Stated exercise:
Extract each line from the entries below that has the string "name" in it.

+ + + + + + +

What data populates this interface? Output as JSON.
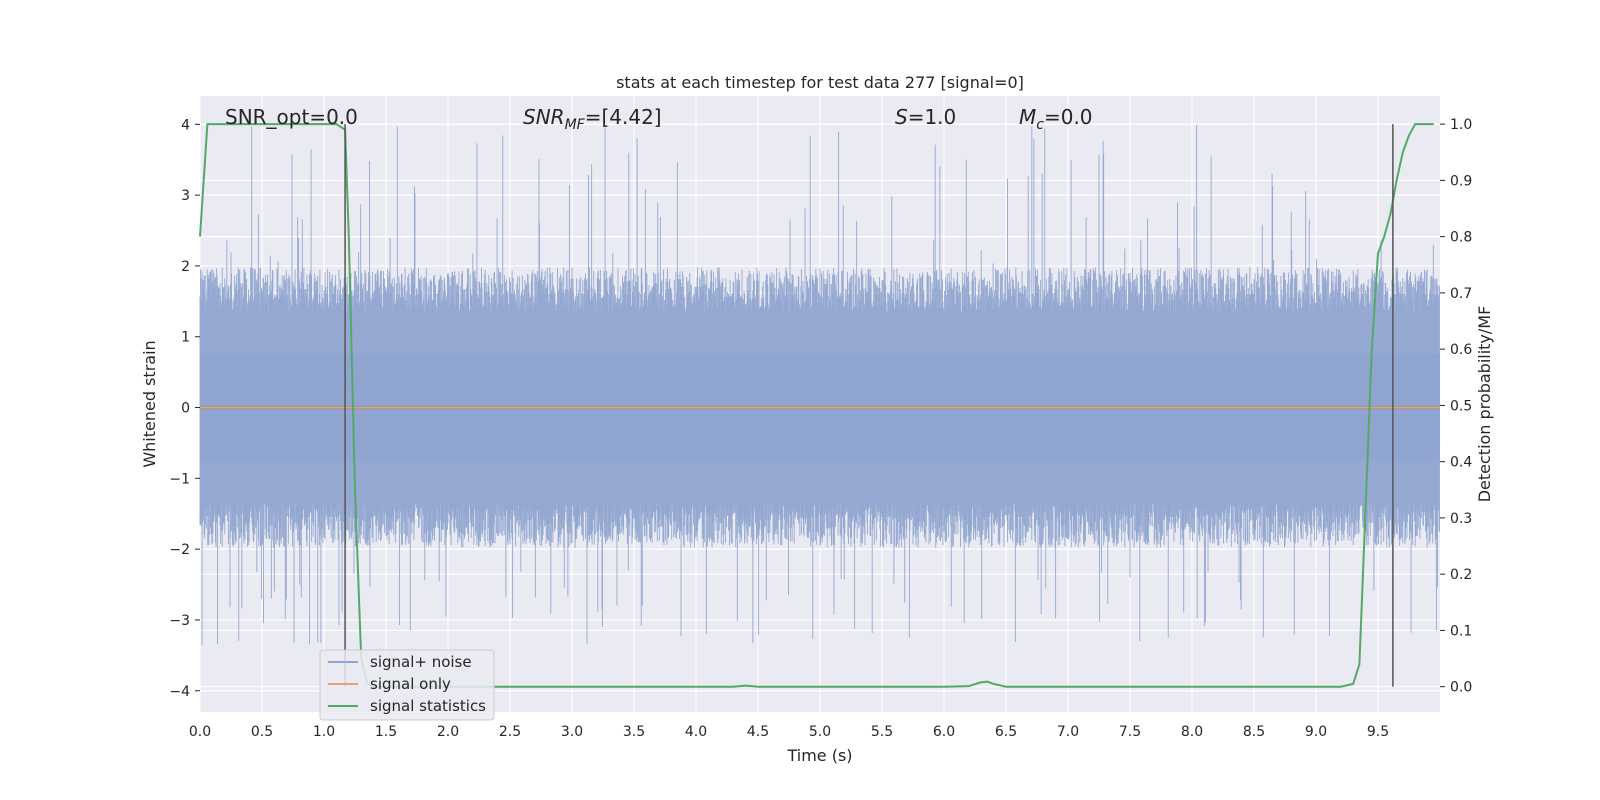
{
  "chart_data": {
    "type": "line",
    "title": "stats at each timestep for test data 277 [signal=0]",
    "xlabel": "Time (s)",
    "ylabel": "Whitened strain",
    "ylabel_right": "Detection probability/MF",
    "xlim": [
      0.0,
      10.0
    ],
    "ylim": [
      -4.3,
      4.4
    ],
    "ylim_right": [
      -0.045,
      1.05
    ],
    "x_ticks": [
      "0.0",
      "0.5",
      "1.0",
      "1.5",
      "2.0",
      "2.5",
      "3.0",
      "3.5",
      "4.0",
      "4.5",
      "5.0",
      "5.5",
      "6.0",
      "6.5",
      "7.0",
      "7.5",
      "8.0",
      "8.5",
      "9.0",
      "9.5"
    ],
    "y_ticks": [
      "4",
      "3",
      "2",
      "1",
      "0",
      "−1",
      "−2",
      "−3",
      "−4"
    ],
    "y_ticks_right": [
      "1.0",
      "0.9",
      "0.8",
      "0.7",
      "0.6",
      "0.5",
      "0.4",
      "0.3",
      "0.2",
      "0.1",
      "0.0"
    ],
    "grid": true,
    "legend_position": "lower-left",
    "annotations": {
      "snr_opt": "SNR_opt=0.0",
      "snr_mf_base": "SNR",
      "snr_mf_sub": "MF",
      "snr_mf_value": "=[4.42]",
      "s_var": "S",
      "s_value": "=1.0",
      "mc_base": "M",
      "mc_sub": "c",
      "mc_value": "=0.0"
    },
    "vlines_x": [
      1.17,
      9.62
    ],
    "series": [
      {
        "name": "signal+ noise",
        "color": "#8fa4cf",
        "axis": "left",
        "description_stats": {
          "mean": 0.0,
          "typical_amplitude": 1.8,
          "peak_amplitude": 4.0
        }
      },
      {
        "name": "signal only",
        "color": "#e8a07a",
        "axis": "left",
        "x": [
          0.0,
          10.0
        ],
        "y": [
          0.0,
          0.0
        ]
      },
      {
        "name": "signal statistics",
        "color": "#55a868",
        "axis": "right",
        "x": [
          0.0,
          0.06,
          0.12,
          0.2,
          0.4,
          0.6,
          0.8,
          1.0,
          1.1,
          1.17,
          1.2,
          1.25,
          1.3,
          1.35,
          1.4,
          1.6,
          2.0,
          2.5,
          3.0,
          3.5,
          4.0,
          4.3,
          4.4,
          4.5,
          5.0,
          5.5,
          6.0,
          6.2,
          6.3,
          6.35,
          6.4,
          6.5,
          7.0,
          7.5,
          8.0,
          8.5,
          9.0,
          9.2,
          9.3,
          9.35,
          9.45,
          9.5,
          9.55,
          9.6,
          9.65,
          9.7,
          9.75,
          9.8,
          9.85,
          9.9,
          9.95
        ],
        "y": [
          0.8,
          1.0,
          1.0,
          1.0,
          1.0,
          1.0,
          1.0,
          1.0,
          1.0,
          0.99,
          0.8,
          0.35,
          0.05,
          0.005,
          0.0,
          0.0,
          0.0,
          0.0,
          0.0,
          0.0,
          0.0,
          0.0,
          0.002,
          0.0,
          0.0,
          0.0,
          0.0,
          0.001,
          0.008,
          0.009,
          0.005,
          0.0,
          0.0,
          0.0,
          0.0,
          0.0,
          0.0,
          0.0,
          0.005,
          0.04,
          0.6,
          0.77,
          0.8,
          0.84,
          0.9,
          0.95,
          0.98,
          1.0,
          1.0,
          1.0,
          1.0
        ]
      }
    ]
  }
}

+ + + + + + +

Problem solution:
        "name": "signal+ noise",
        "name": "signal only",
        "name": "signal statistics",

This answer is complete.